Problem details - Below are records to print word for word; include none of their pictures.

Material for this task -
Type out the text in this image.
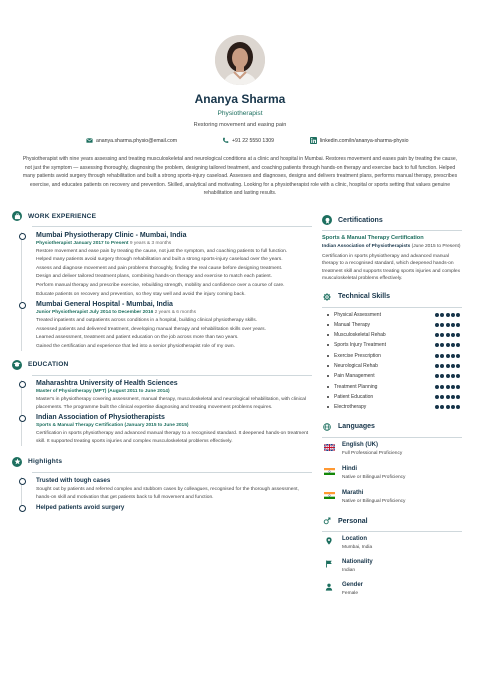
Ananya Sharma
Physiotherapist
Restoring movement and easing pain
ananya.sharma.physio@email.com	+91 22 5550 1309	linkedin.com/in/ananya-sharma-physio
Physiotherapist with nine years assessing and treating musculoskeletal and neurological conditions at a clinic and hospital in Mumbai. Restores movement and eases pain by treating the cause, not just the symptom — assessing thoroughly, diagnosing the problem, designing tailored treatment, and coaching patients through hands-on therapy and exercise back to full function. Helped many patients avoid surgery through rehabilitation and built a strong sports-injury caseload. Assesses and diagnoses, designs and delivers treatment plans, performs manual therapy, prescribes exercise, and educates patients on recovery and prevention. Skilled, analytical and motivating. Looking for a physiotherapist role with a clinic, hospital or sports setting that values genuine rehabilitation and lasting results.
WORK EXPERIENCE
Mumbai Physiotherapy Clinic - Mumbai, India
Physiotherapist January 2017 to Present 9 years & 3 months

Restore movement and ease pain by treating the cause, not just the symptom, and coaching patients to full function.

Helped many patients avoid surgery through rehabilitation and built a strong sports-injury caseload over the years.

Assess and diagnose movement and pain problems thoroughly, finding the real cause before designing treatment.

Design and deliver tailored treatment plans, combining hands-on therapy and exercise to match each patient.

Perform manual therapy and prescribe exercise, rebuilding strength, mobility and confidence over a course of care.

Educate patients on recovery and prevention, so they stay well and avoid the injury coming back.

Mumbai General Hospital - Mumbai, India
Junior Physiotherapist July 2014 to December 2016 2 years & 6 months

Treated inpatients and outpatients across conditions in a hospital, building clinical physiotherapy skills.

Assessed patients and delivered treatment, developing manual therapy and rehabilitation skills over years.

Learned assessment, treatment and patient education on the job across more than two years.

Gained the certification and experience that led into a senior physiotherapist role of my own.

EDUCATION
Maharashtra University of Health Sciences
Master of Physiotherapy (MPT) (August 2011 to June 2014)
Master's in physiotherapy covering assessment, manual therapy, musculoskeletal and neurological rehabilitation, with clinical placements. The programme built the clinical expertise diagnosing and treating movement problems requires.
Indian Association of Physiotherapists
Sports & Manual Therapy Certification (January 2015 to June 2015)
Certification in sports physiotherapy and advanced manual therapy to a recognised standard. It deepened hands-on treatment skill. It supported treating sports injuries and complex musculoskeletal problems effectively.
Highlights
Trusted with tough cases
Sought out by patients and referred complex and stubborn cases by colleagues, recognised for the thorough assessment, hands-on skill and motivation that get patients back to full movement and function.
Helped patients avoid surgery
Certifications
Sports & Manual Therapy Certification
Indian Association of Physiotherapists (June 2015 to Present)
Certification in sports physiotherapy and advanced manual therapy to a recognised standard, which deepened hands-on treatment skill and supports treating sports injuries and complex musculoskeletal problems effectively.
Technical Skills
Physical Assessment
Manual Therapy
Musculoskeletal Rehab
Sports Injury Treatment
Exercise Prescription
Neurological Rehab
Pain Management
Treatment Planning
Patient Education
Electrotherapy
Languages
English (UK)
Full Professional Proficiency
Hindi
Native or Bilingual Proficiency
Marathi
Native or Bilingual Proficiency
Personal
Location
Mumbai, India
Nationality
Indian
Gender
Female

Written solution -
Type out the text in this image.
Ananya Sharma
Physiotherapist
Restoring movement and easing pain
ananya.sharma.physio@email.com	+91 22 5550 1309	linkedin.com/in/ananya-sharma-physio
Physiotherapist with nine years assessing and treating musculoskeletal and neurological conditions at a clinic and hospital in Mumbai. Restores movement and eases pain by treating the cause, not just the symptom — assessing thoroughly, diagnosing the problem, designing tailored treatment, and coaching patients through hands-on therapy and exercise back to full function. Helped many patients avoid surgery through rehabilitation and built a strong sports-injury caseload. Assesses and diagnoses, designs and delivers treatment plans, performs manual therapy, prescribes exercise, and educates patients on recovery and prevention. Skilled, analytical and motivating. Looking for a physiotherapist role with a clinic, hospital or sports setting that values genuine rehabilitation and lasting results.
WORK EXPERIENCE
Mumbai Physiotherapy Clinic - Mumbai, India
Physiotherapist January 2017 to Present 9 years & 3 months

Restore movement and ease pain by treating the cause, not just the symptom, and coaching patients to full function.

Helped many patients avoid surgery through rehabilitation and built a strong sports-injury caseload over the years.

Assess and diagnose movement and pain problems thoroughly, finding the real cause before designing treatment.

Design and deliver tailored treatment plans, combining hands-on therapy and exercise to match each patient.

Perform manual therapy and prescribe exercise, rebuilding strength, mobility and confidence over a course of care.

Educate patients on recovery and prevention, so they stay well and avoid the injury coming back.

Mumbai General Hospital - Mumbai, India
Junior Physiotherapist July 2014 to December 2016 2 years & 6 months

Treated inpatients and outpatients across conditions in a hospital, building clinical physiotherapy skills.

Assessed patients and delivered treatment, developing manual therapy and rehabilitation skills over years.

Learned assessment, treatment and patient education on the job across more than two years.

Gained the certification and experience that led into a senior physiotherapist role of my own.

EDUCATION
Maharashtra University of Health Sciences
Master of Physiotherapy (MPT) (August 2011 to June 2014)
Master's in physiotherapy covering assessment, manual therapy, musculoskeletal and neurological rehabilitation, with clinical placements. The programme built the clinical expertise diagnosing and treating movement problems requires.
Indian Association of Physiotherapists
Sports & Manual Therapy Certification (January 2015 to June 2015)
Certification in sports physiotherapy and advanced manual therapy to a recognised standard. It deepened hands-on treatment skill. It supported treating sports injuries and complex musculoskeletal problems effectively.
Highlights
Trusted with tough cases
Sought out by patients and referred complex and stubborn cases by colleagues, recognised for the thorough assessment, hands-on skill and motivation that get patients back to full movement and function.
Helped patients avoid surgery
Certifications
Sports & Manual Therapy Certification
Indian Association of Physiotherapists (June 2015 to Present)
Certification in sports physiotherapy and advanced manual therapy to a recognised standard, which deepened hands-on treatment skill and supports treating sports injuries and complex musculoskeletal problems effectively.
Technical Skills
Physical Assessment
Manual Therapy
Musculoskeletal Rehab
Sports Injury Treatment
Exercise Prescription
Neurological Rehab
Pain Management
Treatment Planning
Patient Education
Electrotherapy
Languages
English (UK)
Full Professional Proficiency
Hindi
Native or Bilingual Proficiency
Marathi
Native or Bilingual Proficiency
Personal
Location
Mumbai, India
Nationality
Indian
Gender
Female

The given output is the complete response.